═══ Exercise inputs

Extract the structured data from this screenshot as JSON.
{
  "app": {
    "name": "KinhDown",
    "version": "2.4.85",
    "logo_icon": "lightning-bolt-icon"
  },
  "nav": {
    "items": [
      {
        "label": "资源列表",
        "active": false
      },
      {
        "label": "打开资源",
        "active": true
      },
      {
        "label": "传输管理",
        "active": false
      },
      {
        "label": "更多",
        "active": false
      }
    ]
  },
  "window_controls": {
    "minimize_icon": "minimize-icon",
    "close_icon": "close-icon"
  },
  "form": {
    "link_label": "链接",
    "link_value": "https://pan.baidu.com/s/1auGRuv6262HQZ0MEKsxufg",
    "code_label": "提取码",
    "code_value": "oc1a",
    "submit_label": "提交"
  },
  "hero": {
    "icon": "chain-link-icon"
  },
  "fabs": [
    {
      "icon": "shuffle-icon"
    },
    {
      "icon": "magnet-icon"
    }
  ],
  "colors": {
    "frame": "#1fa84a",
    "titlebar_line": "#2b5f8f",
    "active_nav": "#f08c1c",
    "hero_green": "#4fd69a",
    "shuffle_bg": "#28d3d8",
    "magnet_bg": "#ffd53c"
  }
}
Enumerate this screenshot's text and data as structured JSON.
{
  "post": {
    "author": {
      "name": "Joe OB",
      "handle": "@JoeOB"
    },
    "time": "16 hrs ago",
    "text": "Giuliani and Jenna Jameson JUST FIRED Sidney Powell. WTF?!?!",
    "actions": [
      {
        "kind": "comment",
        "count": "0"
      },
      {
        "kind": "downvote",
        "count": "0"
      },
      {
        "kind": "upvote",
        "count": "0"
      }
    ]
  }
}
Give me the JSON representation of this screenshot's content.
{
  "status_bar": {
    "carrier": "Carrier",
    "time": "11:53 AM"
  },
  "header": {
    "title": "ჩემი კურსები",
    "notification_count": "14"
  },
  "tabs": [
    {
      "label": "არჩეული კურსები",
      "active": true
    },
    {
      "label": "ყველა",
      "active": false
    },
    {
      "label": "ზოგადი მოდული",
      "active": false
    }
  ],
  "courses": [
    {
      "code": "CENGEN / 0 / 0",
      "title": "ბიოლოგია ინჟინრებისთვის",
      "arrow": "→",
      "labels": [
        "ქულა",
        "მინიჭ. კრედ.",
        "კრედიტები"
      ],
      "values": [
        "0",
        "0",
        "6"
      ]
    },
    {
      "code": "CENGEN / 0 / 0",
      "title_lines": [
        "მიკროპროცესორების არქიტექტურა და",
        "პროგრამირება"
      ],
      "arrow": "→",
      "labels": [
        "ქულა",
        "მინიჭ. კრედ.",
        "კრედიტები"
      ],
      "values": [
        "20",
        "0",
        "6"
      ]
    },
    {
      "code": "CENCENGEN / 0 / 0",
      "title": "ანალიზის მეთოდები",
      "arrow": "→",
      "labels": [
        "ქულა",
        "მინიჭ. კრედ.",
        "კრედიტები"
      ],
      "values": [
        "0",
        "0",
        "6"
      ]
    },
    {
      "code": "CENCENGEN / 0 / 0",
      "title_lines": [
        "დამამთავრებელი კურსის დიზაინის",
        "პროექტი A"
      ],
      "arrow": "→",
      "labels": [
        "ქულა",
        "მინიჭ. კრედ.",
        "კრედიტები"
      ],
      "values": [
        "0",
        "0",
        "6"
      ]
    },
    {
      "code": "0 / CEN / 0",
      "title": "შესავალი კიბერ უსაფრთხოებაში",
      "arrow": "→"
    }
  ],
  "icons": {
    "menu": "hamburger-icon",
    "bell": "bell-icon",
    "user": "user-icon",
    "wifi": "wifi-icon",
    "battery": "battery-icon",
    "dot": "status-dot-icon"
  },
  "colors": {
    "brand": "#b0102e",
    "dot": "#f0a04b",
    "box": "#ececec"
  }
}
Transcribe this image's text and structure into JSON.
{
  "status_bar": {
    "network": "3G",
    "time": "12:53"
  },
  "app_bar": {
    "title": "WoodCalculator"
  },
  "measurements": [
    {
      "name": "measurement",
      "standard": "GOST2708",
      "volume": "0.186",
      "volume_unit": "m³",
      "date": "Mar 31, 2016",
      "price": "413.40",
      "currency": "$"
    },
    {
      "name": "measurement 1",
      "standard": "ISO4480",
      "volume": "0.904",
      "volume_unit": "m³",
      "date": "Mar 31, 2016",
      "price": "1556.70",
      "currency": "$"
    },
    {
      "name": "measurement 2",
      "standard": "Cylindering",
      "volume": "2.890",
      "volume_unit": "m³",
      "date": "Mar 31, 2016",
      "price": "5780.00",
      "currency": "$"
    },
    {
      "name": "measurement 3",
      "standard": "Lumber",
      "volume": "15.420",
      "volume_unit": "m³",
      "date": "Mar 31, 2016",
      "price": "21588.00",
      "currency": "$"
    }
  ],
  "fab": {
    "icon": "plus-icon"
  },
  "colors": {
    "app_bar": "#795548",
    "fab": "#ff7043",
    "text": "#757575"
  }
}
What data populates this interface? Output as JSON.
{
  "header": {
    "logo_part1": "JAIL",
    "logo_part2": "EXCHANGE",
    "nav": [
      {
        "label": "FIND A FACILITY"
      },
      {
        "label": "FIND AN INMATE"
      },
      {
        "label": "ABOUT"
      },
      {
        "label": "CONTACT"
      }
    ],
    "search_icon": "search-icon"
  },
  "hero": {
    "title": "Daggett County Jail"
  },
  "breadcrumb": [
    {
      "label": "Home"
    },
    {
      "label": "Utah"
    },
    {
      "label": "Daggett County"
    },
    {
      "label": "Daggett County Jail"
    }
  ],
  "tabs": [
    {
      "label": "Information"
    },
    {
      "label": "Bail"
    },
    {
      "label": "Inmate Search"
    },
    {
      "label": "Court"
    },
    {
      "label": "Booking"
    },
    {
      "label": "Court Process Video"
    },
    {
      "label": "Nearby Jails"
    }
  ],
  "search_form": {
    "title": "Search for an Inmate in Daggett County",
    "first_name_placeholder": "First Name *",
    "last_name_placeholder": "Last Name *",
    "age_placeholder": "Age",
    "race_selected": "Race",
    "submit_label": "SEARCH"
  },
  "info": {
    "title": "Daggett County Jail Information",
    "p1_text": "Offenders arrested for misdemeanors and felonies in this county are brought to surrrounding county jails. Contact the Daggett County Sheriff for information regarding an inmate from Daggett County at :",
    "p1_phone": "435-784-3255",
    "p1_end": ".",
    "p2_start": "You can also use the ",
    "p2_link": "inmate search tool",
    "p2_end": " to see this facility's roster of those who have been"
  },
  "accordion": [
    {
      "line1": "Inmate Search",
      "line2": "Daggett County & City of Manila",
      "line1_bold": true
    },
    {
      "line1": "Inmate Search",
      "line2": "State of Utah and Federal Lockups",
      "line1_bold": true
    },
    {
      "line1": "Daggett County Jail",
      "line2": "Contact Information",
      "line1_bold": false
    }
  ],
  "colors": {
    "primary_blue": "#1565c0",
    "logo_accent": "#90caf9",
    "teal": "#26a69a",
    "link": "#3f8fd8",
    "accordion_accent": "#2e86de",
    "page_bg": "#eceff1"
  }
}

══════

## The task
Copy each entry exactly, with nothing added or dropped.

## Written answer
Extract the structured data from this screenshot as JSON.
{
  "app": {
    "name": "KinhDown",
    "version": "2.4.85",
    "logo_icon": "lightning-bolt-icon"
  },
  "nav": {
    "items": [
      {
        "label": "资源列表",
        "active": false
      },
      {
        "label": "打开资源",
        "active": true
      },
      {
        "label": "传输管理",
        "active": false
      },
      {
        "label": "更多",
        "active": false
      }
    ]
  },
  "window_controls": {
    "minimize_icon": "minimize-icon",
    "close_icon": "close-icon"
  },
  "form": {
    "link_label": "链接",
    "link_value": "https://pan.baidu.com/s/1auGRuv6262HQZ0MEKsxufg",
    "code_label": "提取码",
    "code_value": "oc1a",
    "submit_label": "提交"
  },
  "hero": {
    "icon": "chain-link-icon"
  },
  "fabs": [
    {
      "icon": "shuffle-icon"
    },
    {
      "icon": "magnet-icon"
    }
  ],
  "colors": {
    "frame": "#1fa84a",
    "titlebar_line": "#2b5f8f",
    "active_nav": "#f08c1c",
    "hero_green": "#4fd69a",
    "shuffle_bg": "#28d3d8",
    "magnet_bg": "#ffd53c"
  }
}
Enumerate this screenshot's text and data as structured JSON.
{
  "post": {
    "author": {
      "name": "Joe OB",
      "handle": "@JoeOB"
    },
    "time": "16 hrs ago",
    "text": "Giuliani and Jenna Jameson JUST FIRED Sidney Powell. WTF?!?!",
    "actions": [
      {
        "kind": "comment",
        "count": "0"
      },
      {
        "kind": "downvote",
        "count": "0"
      },
      {
        "kind": "upvote",
        "count": "0"
      }
    ]
  }
}
Give me the JSON representation of this screenshot's content.
{
  "status_bar": {
    "carrier": "Carrier",
    "time": "11:53 AM"
  },
  "header": {
    "title": "ჩემი კურსები",
    "notification_count": "14"
  },
  "tabs": [
    {
      "label": "არჩეული კურსები",
      "active": true
    },
    {
      "label": "ყველა",
      "active": false
    },
    {
      "label": "ზოგადი მოდული",
      "active": false
    }
  ],
  "courses": [
    {
      "code": "CENGEN / 0 / 0",
      "title": "ბიოლოგია ინჟინრებისთვის",
      "arrow": "→",
      "labels": [
        "ქულა",
        "მინიჭ. კრედ.",
        "კრედიტები"
      ],
      "values": [
        "0",
        "0",
        "6"
      ]
    },
    {
      "code": "CENGEN / 0 / 0",
      "title_lines": [
        "მიკროპროცესორების არქიტექტურა და",
        "პროგრამირება"
      ],
      "arrow": "→",
      "labels": [
        "ქულა",
        "მინიჭ. კრედ.",
        "კრედიტები"
      ],
      "values": [
        "20",
        "0",
        "6"
      ]
    },
    {
      "code": "CENCENGEN / 0 / 0",
      "title": "ანალიზის მეთოდები",
      "arrow": "→",
      "labels": [
        "ქულა",
        "მინიჭ. კრედ.",
        "კრედიტები"
      ],
      "values": [
        "0",
        "0",
        "6"
      ]
    },
    {
      "code": "CENCENGEN / 0 / 0",
      "title_lines": [
        "დამამთავრებელი კურსის დიზაინის",
        "პროექტი A"
      ],
      "arrow": "→",
      "labels": [
        "ქულა",
        "მინიჭ. კრედ.",
        "კრედიტები"
      ],
      "values": [
        "0",
        "0",
        "6"
      ]
    },
    {
      "code": "0 / CEN / 0",
      "title": "შესავალი კიბერ უსაფრთხოებაში",
      "arrow": "→"
    }
  ],
  "icons": {
    "menu": "hamburger-icon",
    "bell": "bell-icon",
    "user": "user-icon",
    "wifi": "wifi-icon",
    "battery": "battery-icon",
    "dot": "status-dot-icon"
  },
  "colors": {
    "brand": "#b0102e",
    "dot": "#f0a04b",
    "box": "#ececec"
  }
}
Transcribe this image's text and structure into JSON.
{
  "status_bar": {
    "network": "3G",
    "time": "12:53"
  },
  "app_bar": {
    "title": "WoodCalculator"
  },
  "measurements": [
    {
      "name": "measurement",
      "standard": "GOST2708",
      "volume": "0.186",
      "volume_unit": "m³",
      "date": "Mar 31, 2016",
      "price": "413.40",
      "currency": "$"
    },
    {
      "name": "measurement 1",
      "standard": "ISO4480",
      "volume": "0.904",
      "volume_unit": "m³",
      "date": "Mar 31, 2016",
      "price": "1556.70",
      "currency": "$"
    },
    {
      "name": "measurement 2",
      "standard": "Cylindering",
      "volume": "2.890",
      "volume_unit": "m³",
      "date": "Mar 31, 2016",
      "price": "5780.00",
      "currency": "$"
    },
    {
      "name": "measurement 3",
      "standard": "Lumber",
      "volume": "15.420",
      "volume_unit": "m³",
      "date": "Mar 31, 2016",
      "price": "21588.00",
      "currency": "$"
    }
  ],
  "fab": {
    "icon": "plus-icon"
  },
  "colors": {
    "app_bar": "#795548",
    "fab": "#ff7043",
    "text": "#757575"
  }
}
What data populates this interface? Output as JSON.
{
  "header": {
    "logo_part1": "JAIL",
    "logo_part2": "EXCHANGE",
    "nav": [
      {
        "label": "FIND A FACILITY"
      },
      {
        "label": "FIND AN INMATE"
      },
      {
        "label": "ABOUT"
      },
      {
        "label": "CONTACT"
      }
    ],
    "search_icon": "search-icon"
  },
  "hero": {
    "title": "Daggett County Jail"
  },
  "breadcrumb": [
    {
      "label": "Home"
    },
    {
      "label": "Utah"
    },
    {
      "label": "Daggett County"
    },
    {
      "label": "Daggett County Jail"
    }
  ],
  "tabs": [
    {
      "label": "Information"
    },
    {
      "label": "Bail"
    },
    {
      "label": "Inmate Search"
    },
    {
      "label": "Court"
    },
    {
      "label": "Booking"
    },
    {
      "label": "Court Process Video"
    },
    {
      "label": "Nearby Jails"
    }
  ],
  "search_form": {
    "title": "Search for an Inmate in Daggett County",
    "first_name_placeholder": "First Name *",
    "last_name_placeholder": "Last Name *",
    "age_placeholder": "Age",
    "race_selected": "Race",
    "submit_label": "SEARCH"
  },
  "info": {
    "title": "Daggett County Jail Information",
    "p1_text": "Offenders arrested for misdemeanors and felonies in this county are brought to surrrounding county jails. Contact the Daggett County Sheriff for information regarding an inmate from Daggett County at :",
    "p1_phone": "435-784-3255",
    "p1_end": ".",
    "p2_start": "You can also use the ",
    "p2_link": "inmate search tool",
    "p2_end": " to see this facility's roster of those who have been"
  },
  "accordion": [
    {
      "line1": "Inmate Search",
      "line2": "Daggett County & City of Manila",
      "line1_bold": true
    },
    {
      "line1": "Inmate Search",
      "line2": "State of Utah and Federal Lockups",
      "line1_bold": true
    },
    {
      "line1": "Daggett County Jail",
      "line2": "Contact Information",
      "line1_bold": false
    }
  ],
  "colors": {
    "primary_blue": "#1565c0",
    "logo_accent": "#90caf9",
    "teal": "#26a69a",
    "link": "#3f8fd8",
    "accordion_accent": "#2e86de",
    "page_bg": "#eceff1"
  }
}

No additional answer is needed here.